---------- Raw records ----------

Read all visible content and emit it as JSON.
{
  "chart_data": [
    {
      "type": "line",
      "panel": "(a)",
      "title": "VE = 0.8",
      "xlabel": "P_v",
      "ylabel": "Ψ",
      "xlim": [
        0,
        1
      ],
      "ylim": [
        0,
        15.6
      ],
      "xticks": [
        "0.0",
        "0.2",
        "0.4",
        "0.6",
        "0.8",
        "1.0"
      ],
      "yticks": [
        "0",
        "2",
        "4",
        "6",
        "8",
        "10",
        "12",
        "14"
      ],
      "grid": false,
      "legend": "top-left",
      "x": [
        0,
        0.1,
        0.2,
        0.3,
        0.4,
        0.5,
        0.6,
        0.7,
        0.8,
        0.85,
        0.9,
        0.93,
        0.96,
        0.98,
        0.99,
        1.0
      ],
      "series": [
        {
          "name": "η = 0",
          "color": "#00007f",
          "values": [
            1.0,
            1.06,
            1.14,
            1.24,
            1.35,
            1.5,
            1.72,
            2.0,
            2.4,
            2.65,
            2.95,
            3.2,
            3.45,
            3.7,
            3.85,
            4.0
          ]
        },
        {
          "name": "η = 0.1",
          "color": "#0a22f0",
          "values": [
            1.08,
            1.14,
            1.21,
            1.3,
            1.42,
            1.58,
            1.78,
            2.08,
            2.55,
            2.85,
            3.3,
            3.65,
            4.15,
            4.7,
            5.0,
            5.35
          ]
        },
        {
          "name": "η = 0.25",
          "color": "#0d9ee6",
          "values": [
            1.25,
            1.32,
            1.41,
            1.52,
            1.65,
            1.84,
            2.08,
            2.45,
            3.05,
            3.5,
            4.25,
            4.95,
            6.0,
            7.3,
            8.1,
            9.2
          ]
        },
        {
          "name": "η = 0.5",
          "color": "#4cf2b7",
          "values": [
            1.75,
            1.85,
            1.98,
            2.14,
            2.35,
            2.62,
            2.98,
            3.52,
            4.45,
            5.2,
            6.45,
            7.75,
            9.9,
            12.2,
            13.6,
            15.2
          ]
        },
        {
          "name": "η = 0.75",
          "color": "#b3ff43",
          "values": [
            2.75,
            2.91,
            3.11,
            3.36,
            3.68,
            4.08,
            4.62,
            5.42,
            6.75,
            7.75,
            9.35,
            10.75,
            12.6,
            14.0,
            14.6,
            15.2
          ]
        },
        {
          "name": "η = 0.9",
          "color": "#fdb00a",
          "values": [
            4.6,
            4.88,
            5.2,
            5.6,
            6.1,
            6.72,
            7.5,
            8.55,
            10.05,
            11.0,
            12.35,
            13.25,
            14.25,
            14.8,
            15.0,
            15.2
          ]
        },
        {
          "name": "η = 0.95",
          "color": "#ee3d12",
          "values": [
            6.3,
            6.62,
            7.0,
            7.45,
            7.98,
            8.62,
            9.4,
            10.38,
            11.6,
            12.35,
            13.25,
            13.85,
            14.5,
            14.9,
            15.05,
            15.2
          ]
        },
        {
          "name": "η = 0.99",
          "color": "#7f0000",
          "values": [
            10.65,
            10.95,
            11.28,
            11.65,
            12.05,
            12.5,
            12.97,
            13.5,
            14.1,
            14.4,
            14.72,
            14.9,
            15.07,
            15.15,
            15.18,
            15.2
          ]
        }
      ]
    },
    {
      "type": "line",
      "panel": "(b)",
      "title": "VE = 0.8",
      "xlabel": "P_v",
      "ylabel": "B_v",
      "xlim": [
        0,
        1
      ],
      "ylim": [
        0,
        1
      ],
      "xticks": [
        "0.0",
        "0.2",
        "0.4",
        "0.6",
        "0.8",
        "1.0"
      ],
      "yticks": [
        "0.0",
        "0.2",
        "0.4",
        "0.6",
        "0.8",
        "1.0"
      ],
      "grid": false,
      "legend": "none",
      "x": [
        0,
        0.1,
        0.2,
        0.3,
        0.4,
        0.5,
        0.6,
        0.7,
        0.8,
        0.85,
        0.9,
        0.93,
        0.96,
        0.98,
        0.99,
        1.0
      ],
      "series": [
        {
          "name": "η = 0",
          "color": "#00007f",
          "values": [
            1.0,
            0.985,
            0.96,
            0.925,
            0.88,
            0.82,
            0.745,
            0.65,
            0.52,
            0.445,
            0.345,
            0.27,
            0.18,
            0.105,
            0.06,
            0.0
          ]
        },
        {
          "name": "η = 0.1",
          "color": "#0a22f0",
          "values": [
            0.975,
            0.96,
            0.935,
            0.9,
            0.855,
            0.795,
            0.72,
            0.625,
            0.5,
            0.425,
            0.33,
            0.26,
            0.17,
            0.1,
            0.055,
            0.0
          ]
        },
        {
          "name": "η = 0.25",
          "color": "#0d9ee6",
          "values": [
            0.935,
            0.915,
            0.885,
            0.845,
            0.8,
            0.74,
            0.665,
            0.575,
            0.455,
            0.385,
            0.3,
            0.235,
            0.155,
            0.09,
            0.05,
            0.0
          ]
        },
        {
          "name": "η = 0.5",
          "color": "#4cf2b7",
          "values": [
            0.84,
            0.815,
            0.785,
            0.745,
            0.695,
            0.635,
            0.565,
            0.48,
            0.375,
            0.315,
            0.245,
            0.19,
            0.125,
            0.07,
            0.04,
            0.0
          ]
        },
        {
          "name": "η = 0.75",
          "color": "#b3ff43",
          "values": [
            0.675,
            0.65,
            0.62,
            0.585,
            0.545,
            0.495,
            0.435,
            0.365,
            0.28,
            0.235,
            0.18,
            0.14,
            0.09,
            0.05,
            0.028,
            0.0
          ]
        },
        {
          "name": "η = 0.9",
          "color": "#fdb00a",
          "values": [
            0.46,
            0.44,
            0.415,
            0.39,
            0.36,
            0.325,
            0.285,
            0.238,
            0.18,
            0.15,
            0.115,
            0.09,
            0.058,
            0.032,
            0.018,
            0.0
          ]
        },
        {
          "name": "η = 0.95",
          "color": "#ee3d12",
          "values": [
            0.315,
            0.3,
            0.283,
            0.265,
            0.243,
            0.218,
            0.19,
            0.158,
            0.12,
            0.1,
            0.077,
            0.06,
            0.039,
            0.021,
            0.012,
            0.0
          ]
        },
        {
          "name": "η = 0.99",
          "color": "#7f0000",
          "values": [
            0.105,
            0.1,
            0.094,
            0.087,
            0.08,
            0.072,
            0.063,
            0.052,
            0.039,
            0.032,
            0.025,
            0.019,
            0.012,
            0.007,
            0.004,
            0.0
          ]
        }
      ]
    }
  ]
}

----------

■ **Your goal**: Set out the complete listing exactly as shown.

■ **Solution to this exercise**:
Read all visible content and emit it as JSON.
{
  "chart_data": [
    {
      "type": "line",
      "panel": "(a)",
      "title": "VE = 0.8",
      "xlabel": "P_v",
      "ylabel": "Ψ",
      "xlim": [
        0,
        1
      ],
      "ylim": [
        0,
        15.6
      ],
      "xticks": [
        "0.0",
        "0.2",
        "0.4",
        "0.6",
        "0.8",
        "1.0"
      ],
      "yticks": [
        "0",
        "2",
        "4",
        "6",
        "8",
        "10",
        "12",
        "14"
      ],
      "grid": false,
      "legend": "top-left",
      "x": [
        0,
        0.1,
        0.2,
        0.3,
        0.4,
        0.5,
        0.6,
        0.7,
        0.8,
        0.85,
        0.9,
        0.93,
        0.96,
        0.98,
        0.99,
        1.0
      ],
      "series": [
        {
          "name": "η = 0",
          "color": "#00007f",
          "values": [
            1.0,
            1.06,
            1.14,
            1.24,
            1.35,
            1.5,
            1.72,
            2.0,
            2.4,
            2.65,
            2.95,
            3.2,
            3.45,
            3.7,
            3.85,
            4.0
          ]
        },
        {
          "name": "η = 0.1",
          "color": "#0a22f0",
          "values": [
            1.08,
            1.14,
            1.21,
            1.3,
            1.42,
            1.58,
            1.78,
            2.08,
            2.55,
            2.85,
            3.3,
            3.65,
            4.15,
            4.7,
            5.0,
            5.35
          ]
        },
        {
          "name": "η = 0.25",
          "color": "#0d9ee6",
          "values": [
            1.25,
            1.32,
            1.41,
            1.52,
            1.65,
            1.84,
            2.08,
            2.45,
            3.05,
            3.5,
            4.25,
            4.95,
            6.0,
            7.3,
            8.1,
            9.2
          ]
        },
        {
          "name": "η = 0.5",
          "color": "#4cf2b7",
          "values": [
            1.75,
            1.85,
            1.98,
            2.14,
            2.35,
            2.62,
            2.98,
            3.52,
            4.45,
            5.2,
            6.45,
            7.75,
            9.9,
            12.2,
            13.6,
            15.2
          ]
        },
        {
          "name": "η = 0.75",
          "color": "#b3ff43",
          "values": [
            2.75,
            2.91,
            3.11,
            3.36,
            3.68,
            4.08,
            4.62,
            5.42,
            6.75,
            7.75,
            9.35,
            10.75,
            12.6,
            14.0,
            14.6,
            15.2
          ]
        },
        {
          "name": "η = 0.9",
          "color": "#fdb00a",
          "values": [
            4.6,
            4.88,
            5.2,
            5.6,
            6.1,
            6.72,
            7.5,
            8.55,
            10.05,
            11.0,
            12.35,
            13.25,
            14.25,
            14.8,
            15.0,
            15.2
          ]
        },
        {
          "name": "η = 0.95",
          "color": "#ee3d12",
          "values": [
            6.3,
            6.62,
            7.0,
            7.45,
            7.98,
            8.62,
            9.4,
            10.38,
            11.6,
            12.35,
            13.25,
            13.85,
            14.5,
            14.9,
            15.05,
            15.2
          ]
        },
        {
          "name": "η = 0.99",
          "color": "#7f0000",
          "values": [
            10.65,
            10.95,
            11.28,
            11.65,
            12.05,
            12.5,
            12.97,
            13.5,
            14.1,
            14.4,
            14.72,
            14.9,
            15.07,
            15.15,
            15.18,
            15.2
          ]
        }
      ]
    },
    {
      "type": "line",
      "panel": "(b)",
      "title": "VE = 0.8",
      "xlabel": "P_v",
      "ylabel": "B_v",
      "xlim": [
        0,
        1
      ],
      "ylim": [
        0,
        1
      ],
      "xticks": [
        "0.0",
        "0.2",
        "0.4",
        "0.6",
        "0.8",
        "1.0"
      ],
      "yticks": [
        "0.0",
        "0.2",
        "0.4",
        "0.6",
        "0.8",
        "1.0"
      ],
      "grid": false,
      "legend": "none",
      "x": [
        0,
        0.1,
        0.2,
        0.3,
        0.4,
        0.5,
        0.6,
        0.7,
        0.8,
        0.85,
        0.9,
        0.93,
        0.96,
        0.98,
        0.99,
        1.0
      ],
      "series": [
        {
          "name": "η = 0",
          "color": "#00007f",
          "values": [
            1.0,
            0.985,
            0.96,
            0.925,
            0.88,
            0.82,
            0.745,
            0.65,
            0.52,
            0.445,
            0.345,
            0.27,
            0.18,
            0.105,
            0.06,
            0.0
          ]
        },
        {
          "name": "η = 0.1",
          "color": "#0a22f0",
          "values": [
            0.975,
            0.96,
            0.935,
            0.9,
            0.855,
            0.795,
            0.72,
            0.625,
            0.5,
            0.425,
            0.33,
            0.26,
            0.17,
            0.1,
            0.055,
            0.0
          ]
        },
        {
          "name": "η = 0.25",
          "color": "#0d9ee6",
          "values": [
            0.935,
            0.915,
            0.885,
            0.845,
            0.8,
            0.74,
            0.665,
            0.575,
            0.455,
            0.385,
            0.3,
            0.235,
            0.155,
            0.09,
            0.05,
            0.0
          ]
        },
        {
          "name": "η = 0.5",
          "color": "#4cf2b7",
          "values": [
            0.84,
            0.815,
            0.785,
            0.745,
            0.695,
            0.635,
            0.565,
            0.48,
            0.375,
            0.315,
            0.245,
            0.19,
            0.125,
            0.07,
            0.04,
            0.0
          ]
        },
        {
          "name": "η = 0.75",
          "color": "#b3ff43",
          "values": [
            0.675,
            0.65,
            0.62,
            0.585,
            0.545,
            0.495,
            0.435,
            0.365,
            0.28,
            0.235,
            0.18,
            0.14,
            0.09,
            0.05,
            0.028,
            0.0
          ]
        },
        {
          "name": "η = 0.9",
          "color": "#fdb00a",
          "values": [
            0.46,
            0.44,
            0.415,
            0.39,
            0.36,
            0.325,
            0.285,
            0.238,
            0.18,
            0.15,
            0.115,
            0.09,
            0.058,
            0.032,
            0.018,
            0.0
          ]
        },
        {
          "name": "η = 0.95",
          "color": "#ee3d12",
          "values": [
            0.315,
            0.3,
            0.283,
            0.265,
            0.243,
            0.218,
            0.19,
            0.158,
            0.12,
            0.1,
            0.077,
            0.06,
            0.039,
            0.021,
            0.012,
            0.0
          ]
        },
        {
          "name": "η = 0.99",
          "color": "#7f0000",
          "values": [
            0.105,
            0.1,
            0.094,
            0.087,
            0.08,
            0.072,
            0.063,
            0.052,
            0.039,
            0.032,
            0.025,
            0.019,
            0.012,
            0.007,
            0.004,
            0.0
          ]
        }
      ]
    }
  ]
}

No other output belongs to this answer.